• Aim: How many lines in the entries below include the string "хозяйства"? Answer with the number only.

* Begin *

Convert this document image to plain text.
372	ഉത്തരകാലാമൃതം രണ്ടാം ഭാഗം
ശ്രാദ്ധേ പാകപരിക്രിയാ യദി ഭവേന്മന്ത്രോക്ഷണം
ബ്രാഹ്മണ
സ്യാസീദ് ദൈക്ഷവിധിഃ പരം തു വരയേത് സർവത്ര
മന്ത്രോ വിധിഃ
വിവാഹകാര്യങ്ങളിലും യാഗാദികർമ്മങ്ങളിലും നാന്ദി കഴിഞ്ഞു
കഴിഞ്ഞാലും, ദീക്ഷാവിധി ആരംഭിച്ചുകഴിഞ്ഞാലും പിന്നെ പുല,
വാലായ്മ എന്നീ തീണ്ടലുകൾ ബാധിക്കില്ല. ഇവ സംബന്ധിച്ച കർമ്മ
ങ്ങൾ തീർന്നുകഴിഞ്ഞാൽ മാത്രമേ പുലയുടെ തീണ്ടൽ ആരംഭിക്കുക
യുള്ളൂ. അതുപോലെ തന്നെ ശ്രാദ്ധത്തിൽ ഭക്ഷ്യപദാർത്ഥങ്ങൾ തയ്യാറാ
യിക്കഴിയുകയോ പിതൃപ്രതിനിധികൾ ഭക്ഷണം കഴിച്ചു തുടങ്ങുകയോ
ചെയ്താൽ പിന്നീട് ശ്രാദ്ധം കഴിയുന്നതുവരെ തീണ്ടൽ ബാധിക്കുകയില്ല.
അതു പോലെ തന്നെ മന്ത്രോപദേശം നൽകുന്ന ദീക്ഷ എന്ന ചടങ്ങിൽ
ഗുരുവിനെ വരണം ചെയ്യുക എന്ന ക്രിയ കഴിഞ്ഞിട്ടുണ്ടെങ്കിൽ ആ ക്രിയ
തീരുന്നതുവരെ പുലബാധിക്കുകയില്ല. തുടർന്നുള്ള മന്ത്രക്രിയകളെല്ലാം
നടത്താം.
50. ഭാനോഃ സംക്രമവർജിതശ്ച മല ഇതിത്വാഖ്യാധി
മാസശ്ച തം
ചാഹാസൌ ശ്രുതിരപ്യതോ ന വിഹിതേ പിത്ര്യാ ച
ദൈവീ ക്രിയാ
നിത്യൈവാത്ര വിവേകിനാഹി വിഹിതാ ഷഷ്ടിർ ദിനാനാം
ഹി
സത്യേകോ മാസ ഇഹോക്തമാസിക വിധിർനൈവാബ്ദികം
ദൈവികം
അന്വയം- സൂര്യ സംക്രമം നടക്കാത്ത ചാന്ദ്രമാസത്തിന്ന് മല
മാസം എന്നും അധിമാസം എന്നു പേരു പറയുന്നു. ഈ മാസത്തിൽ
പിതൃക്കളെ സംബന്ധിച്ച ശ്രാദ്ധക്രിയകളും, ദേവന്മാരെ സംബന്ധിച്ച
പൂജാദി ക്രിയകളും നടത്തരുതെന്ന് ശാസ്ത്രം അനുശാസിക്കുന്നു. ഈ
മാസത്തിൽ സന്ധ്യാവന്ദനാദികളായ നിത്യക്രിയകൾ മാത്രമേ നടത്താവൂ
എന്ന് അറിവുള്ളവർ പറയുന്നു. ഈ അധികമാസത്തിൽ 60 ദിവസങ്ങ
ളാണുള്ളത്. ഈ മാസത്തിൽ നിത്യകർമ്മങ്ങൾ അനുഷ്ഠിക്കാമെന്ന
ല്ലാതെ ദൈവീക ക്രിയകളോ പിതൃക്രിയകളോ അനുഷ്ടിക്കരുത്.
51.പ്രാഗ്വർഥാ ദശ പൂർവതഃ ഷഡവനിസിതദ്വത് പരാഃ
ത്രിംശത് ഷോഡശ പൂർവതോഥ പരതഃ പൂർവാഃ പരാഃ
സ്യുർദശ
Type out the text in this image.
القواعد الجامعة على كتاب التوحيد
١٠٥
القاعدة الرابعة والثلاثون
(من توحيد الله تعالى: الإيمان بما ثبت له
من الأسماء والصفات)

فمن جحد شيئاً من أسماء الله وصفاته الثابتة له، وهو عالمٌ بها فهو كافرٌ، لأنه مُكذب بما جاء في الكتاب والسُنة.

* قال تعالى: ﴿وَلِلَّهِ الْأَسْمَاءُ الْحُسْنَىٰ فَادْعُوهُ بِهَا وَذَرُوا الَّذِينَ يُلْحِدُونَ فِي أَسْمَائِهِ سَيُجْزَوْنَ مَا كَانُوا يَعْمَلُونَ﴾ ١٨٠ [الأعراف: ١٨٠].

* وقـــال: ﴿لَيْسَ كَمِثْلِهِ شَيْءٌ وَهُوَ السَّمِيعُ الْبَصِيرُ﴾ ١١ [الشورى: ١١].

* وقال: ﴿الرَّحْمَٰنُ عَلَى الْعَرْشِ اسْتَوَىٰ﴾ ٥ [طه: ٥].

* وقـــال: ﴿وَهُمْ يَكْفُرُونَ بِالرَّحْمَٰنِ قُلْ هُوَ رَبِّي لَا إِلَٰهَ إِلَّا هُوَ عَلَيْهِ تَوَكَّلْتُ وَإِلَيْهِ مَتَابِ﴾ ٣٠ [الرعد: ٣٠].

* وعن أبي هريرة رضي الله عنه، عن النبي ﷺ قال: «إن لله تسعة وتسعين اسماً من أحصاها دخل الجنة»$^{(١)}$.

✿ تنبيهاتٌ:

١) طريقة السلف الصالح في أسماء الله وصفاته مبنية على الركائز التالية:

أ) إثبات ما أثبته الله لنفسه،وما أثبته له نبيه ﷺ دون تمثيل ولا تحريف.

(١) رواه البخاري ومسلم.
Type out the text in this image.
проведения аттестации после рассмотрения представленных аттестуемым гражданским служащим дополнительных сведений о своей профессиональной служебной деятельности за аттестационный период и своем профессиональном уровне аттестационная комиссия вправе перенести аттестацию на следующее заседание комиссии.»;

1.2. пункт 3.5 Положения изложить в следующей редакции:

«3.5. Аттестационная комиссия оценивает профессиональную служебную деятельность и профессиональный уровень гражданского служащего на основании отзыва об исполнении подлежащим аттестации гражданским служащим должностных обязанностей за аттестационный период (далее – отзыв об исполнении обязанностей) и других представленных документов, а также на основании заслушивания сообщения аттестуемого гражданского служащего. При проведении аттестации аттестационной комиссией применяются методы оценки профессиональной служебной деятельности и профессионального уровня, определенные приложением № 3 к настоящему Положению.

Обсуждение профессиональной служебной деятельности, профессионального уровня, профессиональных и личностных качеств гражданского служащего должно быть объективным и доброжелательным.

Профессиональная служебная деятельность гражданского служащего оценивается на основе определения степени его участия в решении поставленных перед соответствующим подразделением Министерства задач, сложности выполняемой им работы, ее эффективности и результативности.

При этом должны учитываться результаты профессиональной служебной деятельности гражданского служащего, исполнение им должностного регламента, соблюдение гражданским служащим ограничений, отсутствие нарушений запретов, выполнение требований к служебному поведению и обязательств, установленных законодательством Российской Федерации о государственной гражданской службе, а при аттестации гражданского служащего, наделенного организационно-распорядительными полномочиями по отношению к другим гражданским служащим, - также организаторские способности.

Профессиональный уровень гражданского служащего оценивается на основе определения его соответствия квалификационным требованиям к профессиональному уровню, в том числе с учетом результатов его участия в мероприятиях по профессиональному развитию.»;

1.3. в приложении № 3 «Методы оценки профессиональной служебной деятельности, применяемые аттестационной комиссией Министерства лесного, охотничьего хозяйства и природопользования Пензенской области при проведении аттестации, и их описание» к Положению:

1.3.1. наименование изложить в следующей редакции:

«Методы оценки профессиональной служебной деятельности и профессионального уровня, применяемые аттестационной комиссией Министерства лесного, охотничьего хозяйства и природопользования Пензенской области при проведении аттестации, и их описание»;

* End *

• Output of the exercise: 2